Short task -> Write every entry out again exactly, please, and skip the pictures.

[A block of data]
** Begin **

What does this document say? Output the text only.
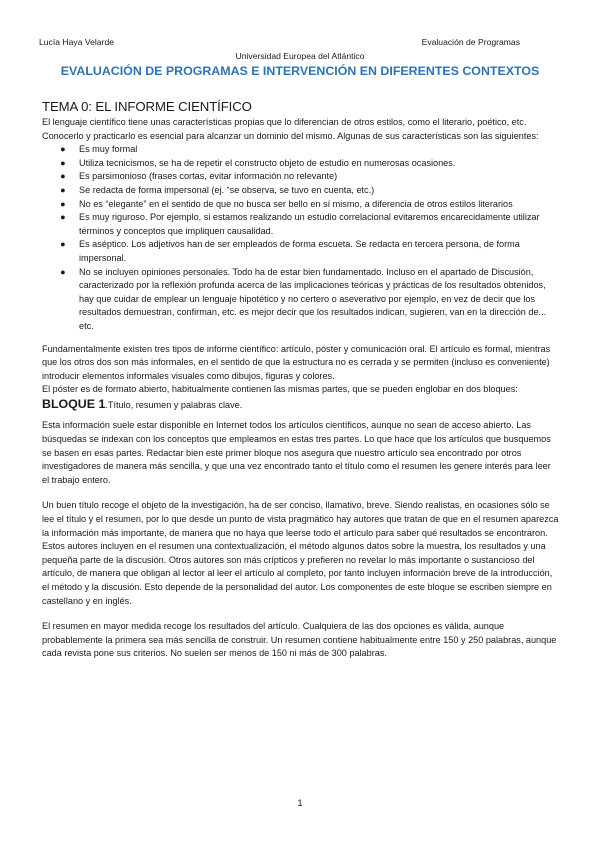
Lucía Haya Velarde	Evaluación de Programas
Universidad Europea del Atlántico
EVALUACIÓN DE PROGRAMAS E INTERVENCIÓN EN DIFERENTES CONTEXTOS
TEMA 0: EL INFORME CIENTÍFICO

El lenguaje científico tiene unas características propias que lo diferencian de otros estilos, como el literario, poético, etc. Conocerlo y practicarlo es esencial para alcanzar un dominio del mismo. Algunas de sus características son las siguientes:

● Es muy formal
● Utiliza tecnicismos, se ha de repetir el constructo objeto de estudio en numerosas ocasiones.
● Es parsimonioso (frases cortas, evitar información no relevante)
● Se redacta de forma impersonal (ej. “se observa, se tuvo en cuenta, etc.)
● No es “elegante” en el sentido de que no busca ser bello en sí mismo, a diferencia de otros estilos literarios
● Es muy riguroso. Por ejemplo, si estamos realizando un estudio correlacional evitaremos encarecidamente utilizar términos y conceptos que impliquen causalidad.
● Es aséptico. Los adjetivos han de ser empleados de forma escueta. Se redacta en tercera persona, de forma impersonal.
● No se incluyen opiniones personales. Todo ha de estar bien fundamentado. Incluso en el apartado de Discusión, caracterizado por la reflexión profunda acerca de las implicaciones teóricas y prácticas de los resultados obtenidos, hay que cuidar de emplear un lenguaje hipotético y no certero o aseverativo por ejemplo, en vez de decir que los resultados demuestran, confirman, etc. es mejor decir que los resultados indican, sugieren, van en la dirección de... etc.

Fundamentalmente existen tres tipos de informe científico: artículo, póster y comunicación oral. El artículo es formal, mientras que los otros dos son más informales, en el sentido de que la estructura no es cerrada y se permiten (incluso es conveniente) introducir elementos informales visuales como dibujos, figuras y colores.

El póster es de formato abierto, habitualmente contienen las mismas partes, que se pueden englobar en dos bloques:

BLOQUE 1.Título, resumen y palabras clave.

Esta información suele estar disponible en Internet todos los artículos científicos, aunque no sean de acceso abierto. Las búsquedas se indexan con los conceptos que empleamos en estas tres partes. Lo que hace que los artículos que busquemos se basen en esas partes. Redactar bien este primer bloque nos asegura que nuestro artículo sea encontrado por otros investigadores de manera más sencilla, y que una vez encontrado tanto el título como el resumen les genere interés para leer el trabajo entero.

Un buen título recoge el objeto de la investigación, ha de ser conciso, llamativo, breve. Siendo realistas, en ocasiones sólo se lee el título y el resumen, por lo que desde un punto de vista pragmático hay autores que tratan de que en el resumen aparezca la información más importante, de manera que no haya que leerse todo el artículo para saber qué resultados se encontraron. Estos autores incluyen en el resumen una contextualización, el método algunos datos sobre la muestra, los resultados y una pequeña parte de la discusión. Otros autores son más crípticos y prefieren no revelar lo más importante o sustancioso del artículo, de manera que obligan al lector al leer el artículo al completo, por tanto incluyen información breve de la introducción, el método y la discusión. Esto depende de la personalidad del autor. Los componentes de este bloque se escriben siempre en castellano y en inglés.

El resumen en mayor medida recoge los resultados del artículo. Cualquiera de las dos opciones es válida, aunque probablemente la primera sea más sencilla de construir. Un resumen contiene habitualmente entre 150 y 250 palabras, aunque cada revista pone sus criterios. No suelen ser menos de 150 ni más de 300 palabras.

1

** End **

Exercise result ->
What does this document say? Output the text only.
Lucía Haya Velarde	Evaluación de Programas
Universidad Europea del Atlántico
EVALUACIÓN DE PROGRAMAS E INTERVENCIÓN EN DIFERENTES CONTEXTOS
TEMA 0: EL INFORME CIENTÍFICO

El lenguaje científico tiene unas características propias que lo diferencian de otros estilos, como el literario, poético, etc. Conocerlo y practicarlo es esencial para alcanzar un dominio del mismo. Algunas de sus características son las siguientes:

● Es muy formal
● Utiliza tecnicismos, se ha de repetir el constructo objeto de estudio en numerosas ocasiones.
● Es parsimonioso (frases cortas, evitar información no relevante)
● Se redacta de forma impersonal (ej. “se observa, se tuvo en cuenta, etc.)
● No es “elegante” en el sentido de que no busca ser bello en sí mismo, a diferencia de otros estilos literarios
● Es muy riguroso. Por ejemplo, si estamos realizando un estudio correlacional evitaremos encarecidamente utilizar términos y conceptos que impliquen causalidad.
● Es aséptico. Los adjetivos han de ser empleados de forma escueta. Se redacta en tercera persona, de forma impersonal.
● No se incluyen opiniones personales. Todo ha de estar bien fundamentado. Incluso en el apartado de Discusión, caracterizado por la reflexión profunda acerca de las implicaciones teóricas y prácticas de los resultados obtenidos, hay que cuidar de emplear un lenguaje hipotético y no certero o aseverativo por ejemplo, en vez de decir que los resultados demuestran, confirman, etc. es mejor decir que los resultados indican, sugieren, van en la dirección de... etc.

Fundamentalmente existen tres tipos de informe científico: artículo, póster y comunicación oral. El artículo es formal, mientras que los otros dos son más informales, en el sentido de que la estructura no es cerrada y se permiten (incluso es conveniente) introducir elementos informales visuales como dibujos, figuras y colores.

El póster es de formato abierto, habitualmente contienen las mismas partes, que se pueden englobar en dos bloques:

BLOQUE 1.Título, resumen y palabras clave.

Esta información suele estar disponible en Internet todos los artículos científicos, aunque no sean de acceso abierto. Las búsquedas se indexan con los conceptos que empleamos en estas tres partes. Lo que hace que los artículos que busquemos se basen en esas partes. Redactar bien este primer bloque nos asegura que nuestro artículo sea encontrado por otros investigadores de manera más sencilla, y que una vez encontrado tanto el título como el resumen les genere interés para leer el trabajo entero.

Un buen título recoge el objeto de la investigación, ha de ser conciso, llamativo, breve. Siendo realistas, en ocasiones sólo se lee el título y el resumen, por lo que desde un punto de vista pragmático hay autores que tratan de que en el resumen aparezca la información más importante, de manera que no haya que leerse todo el artículo para saber qué resultados se encontraron. Estos autores incluyen en el resumen una contextualización, el método algunos datos sobre la muestra, los resultados y una pequeña parte de la discusión. Otros autores son más crípticos y prefieren no revelar lo más importante o sustancioso del artículo, de manera que obligan al lector al leer el artículo al completo, por tanto incluyen información breve de la introducción, el método y la discusión. Esto depende de la personalidad del autor. Los componentes de este bloque se escriben siempre en castellano y en inglés.

El resumen en mayor medida recoge los resultados del artículo. Cualquiera de las dos opciones es válida, aunque probablemente la primera sea más sencilla de construir. Un resumen contiene habitualmente entre 150 y 250 palabras, aunque cada revista pone sus criterios. No suelen ser menos de 150 ni más de 300 palabras.

1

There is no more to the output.